> **Written problem**:
Please pull out, unchanged, every line of the rows from the very first one through the line that holds "heatmap-cell bbox=[222, 270, 233, 286]", both ends included.

> **Data to process**:
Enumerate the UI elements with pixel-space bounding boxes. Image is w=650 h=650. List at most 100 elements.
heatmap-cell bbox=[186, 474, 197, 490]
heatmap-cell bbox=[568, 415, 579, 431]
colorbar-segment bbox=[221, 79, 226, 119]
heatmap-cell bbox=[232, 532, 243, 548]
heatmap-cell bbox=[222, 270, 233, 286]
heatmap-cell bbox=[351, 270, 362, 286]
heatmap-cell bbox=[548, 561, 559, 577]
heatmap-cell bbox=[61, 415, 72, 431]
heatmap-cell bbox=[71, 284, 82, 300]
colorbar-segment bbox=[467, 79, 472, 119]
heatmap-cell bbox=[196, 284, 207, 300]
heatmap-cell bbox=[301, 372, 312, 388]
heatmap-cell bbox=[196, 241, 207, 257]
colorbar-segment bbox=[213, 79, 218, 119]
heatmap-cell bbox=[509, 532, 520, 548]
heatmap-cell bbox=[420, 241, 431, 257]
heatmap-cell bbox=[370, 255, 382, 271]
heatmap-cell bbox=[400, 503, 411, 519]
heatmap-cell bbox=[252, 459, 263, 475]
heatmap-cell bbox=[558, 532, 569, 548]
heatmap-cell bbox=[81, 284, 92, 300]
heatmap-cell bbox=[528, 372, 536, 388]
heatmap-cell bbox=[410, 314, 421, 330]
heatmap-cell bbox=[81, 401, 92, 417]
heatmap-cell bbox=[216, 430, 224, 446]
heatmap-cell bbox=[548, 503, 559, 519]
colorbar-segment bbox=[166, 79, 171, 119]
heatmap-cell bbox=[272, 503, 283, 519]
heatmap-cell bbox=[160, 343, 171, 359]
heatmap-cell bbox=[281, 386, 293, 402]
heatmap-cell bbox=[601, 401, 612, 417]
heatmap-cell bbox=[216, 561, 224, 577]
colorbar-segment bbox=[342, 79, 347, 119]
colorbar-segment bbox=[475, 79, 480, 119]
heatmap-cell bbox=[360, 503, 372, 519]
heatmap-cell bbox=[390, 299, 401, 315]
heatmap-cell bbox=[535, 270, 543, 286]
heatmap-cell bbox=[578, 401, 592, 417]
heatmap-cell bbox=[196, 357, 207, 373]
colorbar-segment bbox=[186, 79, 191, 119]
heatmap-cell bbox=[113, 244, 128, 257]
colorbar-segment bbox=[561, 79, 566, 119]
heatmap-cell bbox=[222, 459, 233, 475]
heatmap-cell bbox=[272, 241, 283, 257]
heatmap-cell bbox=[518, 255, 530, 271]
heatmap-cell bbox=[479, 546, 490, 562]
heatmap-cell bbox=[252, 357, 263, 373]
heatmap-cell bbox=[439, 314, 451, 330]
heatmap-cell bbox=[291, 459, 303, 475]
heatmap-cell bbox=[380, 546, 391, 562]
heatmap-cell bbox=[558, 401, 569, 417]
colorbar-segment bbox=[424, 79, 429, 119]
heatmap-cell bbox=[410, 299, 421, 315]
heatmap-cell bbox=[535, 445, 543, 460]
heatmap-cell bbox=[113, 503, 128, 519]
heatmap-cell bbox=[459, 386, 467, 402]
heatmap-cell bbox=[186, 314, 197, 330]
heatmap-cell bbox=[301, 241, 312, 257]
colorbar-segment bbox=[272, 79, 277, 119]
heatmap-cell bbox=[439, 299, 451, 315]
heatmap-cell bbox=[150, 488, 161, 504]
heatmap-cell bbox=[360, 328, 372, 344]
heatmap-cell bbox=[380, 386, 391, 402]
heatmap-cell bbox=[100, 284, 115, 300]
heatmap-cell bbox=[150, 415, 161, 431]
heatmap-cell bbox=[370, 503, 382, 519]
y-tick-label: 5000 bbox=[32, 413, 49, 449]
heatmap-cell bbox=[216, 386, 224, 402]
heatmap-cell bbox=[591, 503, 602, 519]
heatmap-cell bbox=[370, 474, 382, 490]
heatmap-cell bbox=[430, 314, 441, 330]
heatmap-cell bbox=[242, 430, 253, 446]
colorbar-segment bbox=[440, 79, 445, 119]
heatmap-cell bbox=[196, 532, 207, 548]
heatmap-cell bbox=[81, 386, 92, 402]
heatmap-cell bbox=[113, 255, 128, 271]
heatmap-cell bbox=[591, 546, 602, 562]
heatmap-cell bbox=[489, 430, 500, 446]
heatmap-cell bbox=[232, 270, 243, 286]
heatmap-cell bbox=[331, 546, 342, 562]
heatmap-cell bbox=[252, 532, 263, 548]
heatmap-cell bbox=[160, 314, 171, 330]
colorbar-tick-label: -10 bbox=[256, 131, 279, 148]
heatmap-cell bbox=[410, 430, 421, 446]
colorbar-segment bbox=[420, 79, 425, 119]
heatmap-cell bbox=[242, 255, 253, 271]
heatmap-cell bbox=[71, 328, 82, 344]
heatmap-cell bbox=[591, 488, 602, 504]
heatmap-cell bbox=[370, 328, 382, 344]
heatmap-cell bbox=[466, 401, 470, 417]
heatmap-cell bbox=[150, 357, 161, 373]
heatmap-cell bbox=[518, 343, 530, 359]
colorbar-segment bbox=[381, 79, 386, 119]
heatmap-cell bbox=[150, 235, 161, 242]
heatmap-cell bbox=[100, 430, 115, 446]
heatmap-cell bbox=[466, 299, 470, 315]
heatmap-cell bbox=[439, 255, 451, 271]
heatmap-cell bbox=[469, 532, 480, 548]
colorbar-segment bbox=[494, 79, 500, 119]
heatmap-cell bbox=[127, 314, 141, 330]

> **Complete response**:
Enumerate the UI elements with pixel-space bounding boxes. Image is w=650 h=650. List at most 100 elements.
heatmap-cell bbox=[186, 474, 197, 490]
heatmap-cell bbox=[568, 415, 579, 431]
colorbar-segment bbox=[221, 79, 226, 119]
heatmap-cell bbox=[232, 532, 243, 548]
heatmap-cell bbox=[222, 270, 233, 286]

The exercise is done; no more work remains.